• [Instructions for the task]:
Please rewrite the records below with every "interactable" changed to "clickable" and everything else left as it is. Leave the pictures out of your answer.

• [Data entries]:
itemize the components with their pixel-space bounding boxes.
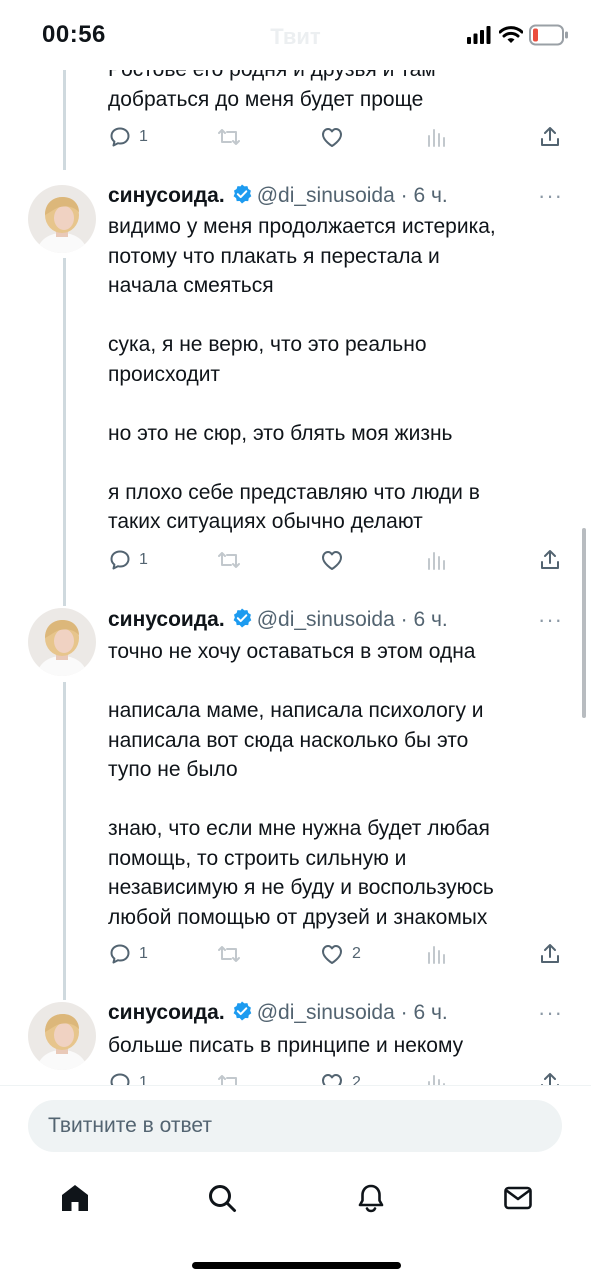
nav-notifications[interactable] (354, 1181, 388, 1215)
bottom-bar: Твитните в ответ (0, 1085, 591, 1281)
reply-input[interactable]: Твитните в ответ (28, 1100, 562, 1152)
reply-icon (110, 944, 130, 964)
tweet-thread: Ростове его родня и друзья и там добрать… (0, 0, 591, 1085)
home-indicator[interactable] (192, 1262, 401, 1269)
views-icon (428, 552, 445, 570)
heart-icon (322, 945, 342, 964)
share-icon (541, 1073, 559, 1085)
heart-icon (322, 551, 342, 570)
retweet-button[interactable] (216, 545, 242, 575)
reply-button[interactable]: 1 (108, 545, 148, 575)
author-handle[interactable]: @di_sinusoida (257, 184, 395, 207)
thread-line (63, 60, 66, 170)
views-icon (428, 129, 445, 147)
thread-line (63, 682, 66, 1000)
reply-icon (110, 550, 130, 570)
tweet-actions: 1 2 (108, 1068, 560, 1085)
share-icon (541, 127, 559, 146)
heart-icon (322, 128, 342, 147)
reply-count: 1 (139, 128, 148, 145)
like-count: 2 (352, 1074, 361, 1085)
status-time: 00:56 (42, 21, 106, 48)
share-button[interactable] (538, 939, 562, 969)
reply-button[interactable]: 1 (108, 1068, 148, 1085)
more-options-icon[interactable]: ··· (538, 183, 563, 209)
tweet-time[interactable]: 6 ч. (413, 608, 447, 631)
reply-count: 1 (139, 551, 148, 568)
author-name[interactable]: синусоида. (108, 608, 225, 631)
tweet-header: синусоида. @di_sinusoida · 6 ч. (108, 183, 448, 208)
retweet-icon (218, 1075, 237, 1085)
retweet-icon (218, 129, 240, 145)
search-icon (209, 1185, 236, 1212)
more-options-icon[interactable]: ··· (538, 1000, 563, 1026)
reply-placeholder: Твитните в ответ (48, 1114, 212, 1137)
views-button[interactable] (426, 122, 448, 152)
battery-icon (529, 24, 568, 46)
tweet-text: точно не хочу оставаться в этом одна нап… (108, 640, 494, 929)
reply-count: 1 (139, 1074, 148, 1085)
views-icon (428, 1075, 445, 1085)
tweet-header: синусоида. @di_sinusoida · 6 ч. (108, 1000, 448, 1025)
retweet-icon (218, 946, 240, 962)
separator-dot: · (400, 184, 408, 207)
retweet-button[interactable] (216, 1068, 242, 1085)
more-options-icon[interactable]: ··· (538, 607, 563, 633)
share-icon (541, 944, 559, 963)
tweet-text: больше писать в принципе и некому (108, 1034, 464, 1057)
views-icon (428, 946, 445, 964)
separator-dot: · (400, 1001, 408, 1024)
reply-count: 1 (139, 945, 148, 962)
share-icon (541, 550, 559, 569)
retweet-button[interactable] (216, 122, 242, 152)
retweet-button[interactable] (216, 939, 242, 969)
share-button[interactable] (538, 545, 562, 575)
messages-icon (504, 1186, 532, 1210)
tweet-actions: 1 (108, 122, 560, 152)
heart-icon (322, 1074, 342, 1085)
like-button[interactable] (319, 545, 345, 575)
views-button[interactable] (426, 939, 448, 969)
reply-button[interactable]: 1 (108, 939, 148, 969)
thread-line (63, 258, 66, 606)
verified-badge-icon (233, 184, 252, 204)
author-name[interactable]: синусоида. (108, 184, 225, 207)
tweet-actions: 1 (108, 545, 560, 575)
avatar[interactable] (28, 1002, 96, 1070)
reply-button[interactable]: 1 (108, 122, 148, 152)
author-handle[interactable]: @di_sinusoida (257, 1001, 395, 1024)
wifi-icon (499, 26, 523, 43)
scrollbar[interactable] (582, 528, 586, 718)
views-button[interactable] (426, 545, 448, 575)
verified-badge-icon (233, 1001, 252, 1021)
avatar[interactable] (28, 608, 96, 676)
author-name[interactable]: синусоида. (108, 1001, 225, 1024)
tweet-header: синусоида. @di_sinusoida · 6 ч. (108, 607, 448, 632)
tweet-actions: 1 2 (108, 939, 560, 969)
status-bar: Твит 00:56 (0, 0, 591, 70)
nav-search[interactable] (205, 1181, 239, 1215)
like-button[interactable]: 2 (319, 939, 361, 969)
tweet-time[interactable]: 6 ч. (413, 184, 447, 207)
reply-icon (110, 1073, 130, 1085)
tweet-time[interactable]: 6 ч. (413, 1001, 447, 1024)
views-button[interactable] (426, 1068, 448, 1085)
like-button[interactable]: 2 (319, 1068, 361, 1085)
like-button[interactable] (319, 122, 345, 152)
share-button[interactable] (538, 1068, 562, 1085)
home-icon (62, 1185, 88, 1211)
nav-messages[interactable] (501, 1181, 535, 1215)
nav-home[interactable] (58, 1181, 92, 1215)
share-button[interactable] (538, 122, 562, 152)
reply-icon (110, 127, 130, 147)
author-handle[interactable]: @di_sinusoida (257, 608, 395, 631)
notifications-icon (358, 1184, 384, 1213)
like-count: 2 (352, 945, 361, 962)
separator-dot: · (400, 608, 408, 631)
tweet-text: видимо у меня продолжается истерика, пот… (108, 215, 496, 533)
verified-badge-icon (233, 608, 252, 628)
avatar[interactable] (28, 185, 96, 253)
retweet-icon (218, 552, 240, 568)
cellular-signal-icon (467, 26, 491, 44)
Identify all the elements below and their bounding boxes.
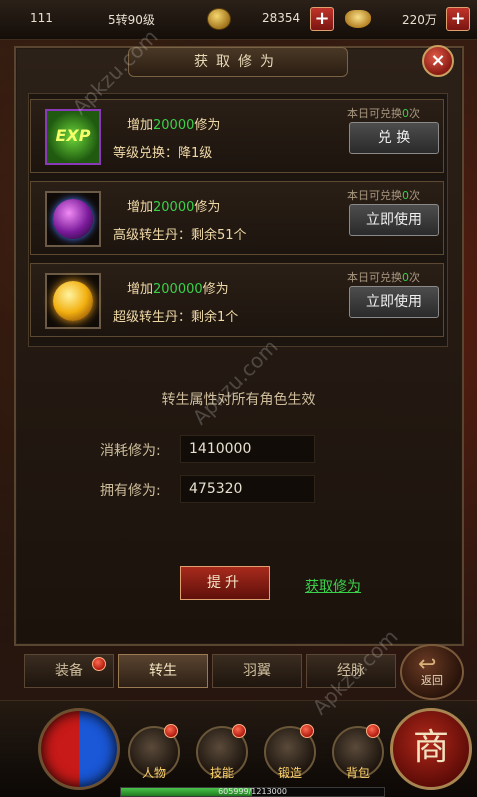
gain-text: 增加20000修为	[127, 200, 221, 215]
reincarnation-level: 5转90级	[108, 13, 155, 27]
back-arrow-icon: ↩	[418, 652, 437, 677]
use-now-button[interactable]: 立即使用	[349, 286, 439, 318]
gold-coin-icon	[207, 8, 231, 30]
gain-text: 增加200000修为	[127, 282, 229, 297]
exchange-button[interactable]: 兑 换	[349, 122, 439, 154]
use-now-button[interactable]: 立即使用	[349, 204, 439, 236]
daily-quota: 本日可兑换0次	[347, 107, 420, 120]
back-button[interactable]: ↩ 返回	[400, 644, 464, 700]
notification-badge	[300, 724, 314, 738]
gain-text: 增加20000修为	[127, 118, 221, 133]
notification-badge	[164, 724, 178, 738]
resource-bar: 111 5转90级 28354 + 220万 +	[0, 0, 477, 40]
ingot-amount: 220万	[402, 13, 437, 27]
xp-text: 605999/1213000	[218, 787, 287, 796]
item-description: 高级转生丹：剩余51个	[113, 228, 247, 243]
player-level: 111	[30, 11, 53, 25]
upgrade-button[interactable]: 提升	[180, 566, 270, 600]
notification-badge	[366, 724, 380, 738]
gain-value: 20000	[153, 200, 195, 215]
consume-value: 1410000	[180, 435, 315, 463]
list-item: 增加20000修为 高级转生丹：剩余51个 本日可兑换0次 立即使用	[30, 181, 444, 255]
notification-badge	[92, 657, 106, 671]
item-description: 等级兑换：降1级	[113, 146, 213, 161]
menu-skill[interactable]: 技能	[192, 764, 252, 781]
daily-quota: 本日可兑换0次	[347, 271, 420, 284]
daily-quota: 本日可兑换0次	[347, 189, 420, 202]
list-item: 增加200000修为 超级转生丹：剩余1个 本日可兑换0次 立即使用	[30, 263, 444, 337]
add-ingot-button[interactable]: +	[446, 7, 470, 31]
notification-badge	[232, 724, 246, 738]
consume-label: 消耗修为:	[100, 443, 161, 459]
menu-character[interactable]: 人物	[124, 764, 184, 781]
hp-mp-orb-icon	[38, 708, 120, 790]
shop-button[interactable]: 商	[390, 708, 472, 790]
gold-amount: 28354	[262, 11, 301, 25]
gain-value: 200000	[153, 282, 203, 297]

• [Response]:
itemize the components with their pixel-space bounding boxes.
nav-notifications[clickable] (354, 1181, 388, 1215)
bottom-bar: Твитните в ответ (0, 1085, 591, 1281)
reply-input[clickable]: Твитните в ответ (28, 1100, 562, 1152)
reply-icon (110, 944, 130, 964)
tweet-thread: Ростове его родня и друзья и там добрать… (0, 0, 591, 1085)
home-indicator[clickable] (192, 1262, 401, 1269)
views-icon (428, 552, 445, 570)
heart-icon (322, 945, 342, 964)
share-icon (541, 1073, 559, 1085)
heart-icon (322, 551, 342, 570)
retweet-button[clickable] (216, 545, 242, 575)
reply-button[clickable]: 1 (108, 545, 148, 575)
author-handle[clickable]: @di_sinusoida (257, 184, 395, 207)
thread-line (63, 60, 66, 170)
views-icon (428, 129, 445, 147)
thread-line (63, 682, 66, 1000)
reply-icon (110, 550, 130, 570)
tweet-actions: 1 2 (108, 1068, 560, 1085)
share-icon (541, 127, 559, 146)
heart-icon (322, 128, 342, 147)
reply-count: 1 (139, 128, 148, 145)
like-count: 2 (352, 1074, 361, 1085)
status-time: 00:56 (42, 21, 106, 48)
share-button[clickable] (538, 939, 562, 969)
reply-button[clickable]: 1 (108, 1068, 148, 1085)
more-options-icon[clickable]: ··· (538, 183, 563, 209)
tweet-time[clickable]: 6 ч. (413, 608, 447, 631)
reply-count: 1 (139, 551, 148, 568)
author-name[clickable]: синусоида. (108, 608, 225, 631)
tweet-header: синусоида. @di_sinusoida · 6 ч. (108, 183, 448, 208)
retweet-icon (218, 1075, 237, 1085)
retweet-icon (218, 129, 240, 145)
search-icon (209, 1185, 236, 1212)
more-options-icon[clickable]: ··· (538, 1000, 563, 1026)
reply-placeholder: Твитните в ответ (48, 1114, 212, 1137)
views-button[clickable] (426, 122, 448, 152)
battery-icon (529, 24, 568, 46)
tweet-text: точно не хочу оставаться в этом одна нап… (108, 640, 494, 929)
reply-count: 1 (139, 1074, 148, 1085)
views-icon (428, 1075, 445, 1085)
tweet-header: синусоида. @di_sinusoida · 6 ч. (108, 1000, 448, 1025)
retweet-icon (218, 946, 240, 962)
separator-dot: · (400, 184, 408, 207)
retweet-button[clickable] (216, 1068, 242, 1085)
more-options-icon[clickable]: ··· (538, 607, 563, 633)
share-icon (541, 944, 559, 963)
tweet-text: больше писать в принципе и некому (108, 1034, 464, 1057)
views-icon (428, 946, 445, 964)
separator-dot: · (400, 1001, 408, 1024)
reply-count: 1 (139, 945, 148, 962)
share-icon (541, 550, 559, 569)
retweet-button[clickable] (216, 122, 242, 152)
retweet-button[clickable] (216, 939, 242, 969)
share-button[clickable] (538, 545, 562, 575)
messages-icon (504, 1186, 532, 1210)
tweet-actions: 1 (108, 122, 560, 152)
heart-icon (322, 1074, 342, 1085)
like-button[clickable] (319, 545, 345, 575)
views-button[clickable] (426, 939, 448, 969)
reply-button[clickable]: 1 (108, 939, 148, 969)
thread-line (63, 258, 66, 606)
verified-badge-icon (233, 184, 252, 204)
author-name[clickable]: синусоида. (108, 184, 225, 207)
tweet-actions: 1 (108, 545, 560, 575)
avatar[clickable] (28, 1002, 96, 1070)
reply-button[clickable]: 1 (108, 122, 148, 152)
author-handle[clickable]: @di_sinusoida (257, 1001, 395, 1024)
wifi-icon (499, 26, 523, 43)
scrollbar[clickable] (582, 528, 586, 718)
views-button[clickable] (426, 545, 448, 575)
verified-badge-icon (233, 1001, 252, 1021)
avatar[clickable] (28, 608, 96, 676)
author-name[clickable]: синусоида. (108, 1001, 225, 1024)
tweet-header: синусоида. @di_sinusoida · 6 ч. (108, 607, 448, 632)
tweet-actions: 1 2 (108, 939, 560, 969)
status-bar: Твит 00:56 (0, 0, 591, 70)
nav-search[clickable] (205, 1181, 239, 1215)
like-button[clickable]: 2 (319, 939, 361, 969)
tweet-time[clickable]: 6 ч. (413, 184, 447, 207)
reply-icon (110, 1073, 130, 1085)
tweet-time[clickable]: 6 ч. (413, 1001, 447, 1024)
views-button[clickable] (426, 1068, 448, 1085)
like-button[clickable]: 2 (319, 1068, 361, 1085)
like-button[clickable] (319, 122, 345, 152)
share-button[clickable] (538, 1068, 562, 1085)
home-icon (62, 1185, 88, 1211)
nav-messages[clickable] (501, 1181, 535, 1215)
nav-home[clickable] (58, 1181, 92, 1215)
share-button[clickable] (538, 122, 562, 152)
reply-icon (110, 127, 130, 147)
author-handle[clickable]: @di_sinusoida (257, 608, 395, 631)
notifications-icon (358, 1184, 384, 1213)
like-count: 2 (352, 945, 361, 962)
separator-dot: · (400, 608, 408, 631)
tweet-text: видимо у меня продолжается истерика, пот… (108, 215, 496, 533)
verified-badge-icon (233, 608, 252, 628)
avatar[clickable] (28, 185, 96, 253)
retweet-icon (218, 552, 240, 568)
cellular-signal-icon (467, 26, 491, 44)
Identify all the elements below and their bounding boxes.
gain-text: 增加20000修为	[127, 200, 221, 215]
reincarnation-level: 5转90级	[108, 13, 155, 27]
back-arrow-icon: ↩	[418, 652, 437, 677]
use-now-button[clickable]: 立即使用	[349, 286, 439, 318]
gold-coin-icon	[207, 8, 231, 30]
gain-text: 增加200000修为	[127, 282, 229, 297]
exchange-button[clickable]: 兑 换	[349, 122, 439, 154]
use-now-button[clickable]: 立即使用	[349, 204, 439, 236]
daily-quota: 本日可兑换0次	[347, 107, 420, 120]
back-button[clickable]: ↩ 返回	[400, 644, 464, 700]
notification-badge	[300, 724, 314, 738]
gain-text: 增加20000修为	[127, 118, 221, 133]
notification-badge	[164, 724, 178, 738]
resource-bar: 111 5转90级 28354 + 220万 +	[0, 0, 477, 40]
ingot-amount: 220万	[402, 13, 437, 27]
xp-text: 605999/1213000	[218, 787, 287, 796]
item-description: 高级转生丹：剩余51个	[113, 228, 247, 243]
player-level: 111	[30, 11, 53, 25]
upgrade-button[clickable]: 提升	[180, 566, 270, 600]
notification-badge	[366, 724, 380, 738]
gain-value: 20000	[153, 200, 195, 215]
consume-value: 1410000	[180, 435, 315, 463]
list-item: 增加20000修为 高级转生丹：剩余51个 本日可兑换0次 立即使用	[30, 181, 444, 255]
notification-badge	[92, 657, 106, 671]
item-description: 等级兑换：降1级	[113, 146, 213, 161]
menu-skill[clickable]: 技能	[192, 764, 252, 781]
daily-quota: 本日可兑换0次	[347, 271, 420, 284]
daily-quota: 本日可兑换0次	[347, 189, 420, 202]
list-item: 增加200000修为 超级转生丹：剩余1个 本日可兑换0次 立即使用	[30, 263, 444, 337]
add-ingot-button[clickable]: +	[446, 7, 470, 31]
notification-badge	[232, 724, 246, 738]
consume-label: 消耗修为:	[100, 443, 161, 459]
menu-character[clickable]: 人物	[124, 764, 184, 781]
hp-mp-orb-icon	[38, 708, 120, 790]
shop-button[clickable]: 商	[390, 708, 472, 790]
gold-amount: 28354	[262, 11, 301, 25]
gain-value: 200000	[153, 282, 203, 297]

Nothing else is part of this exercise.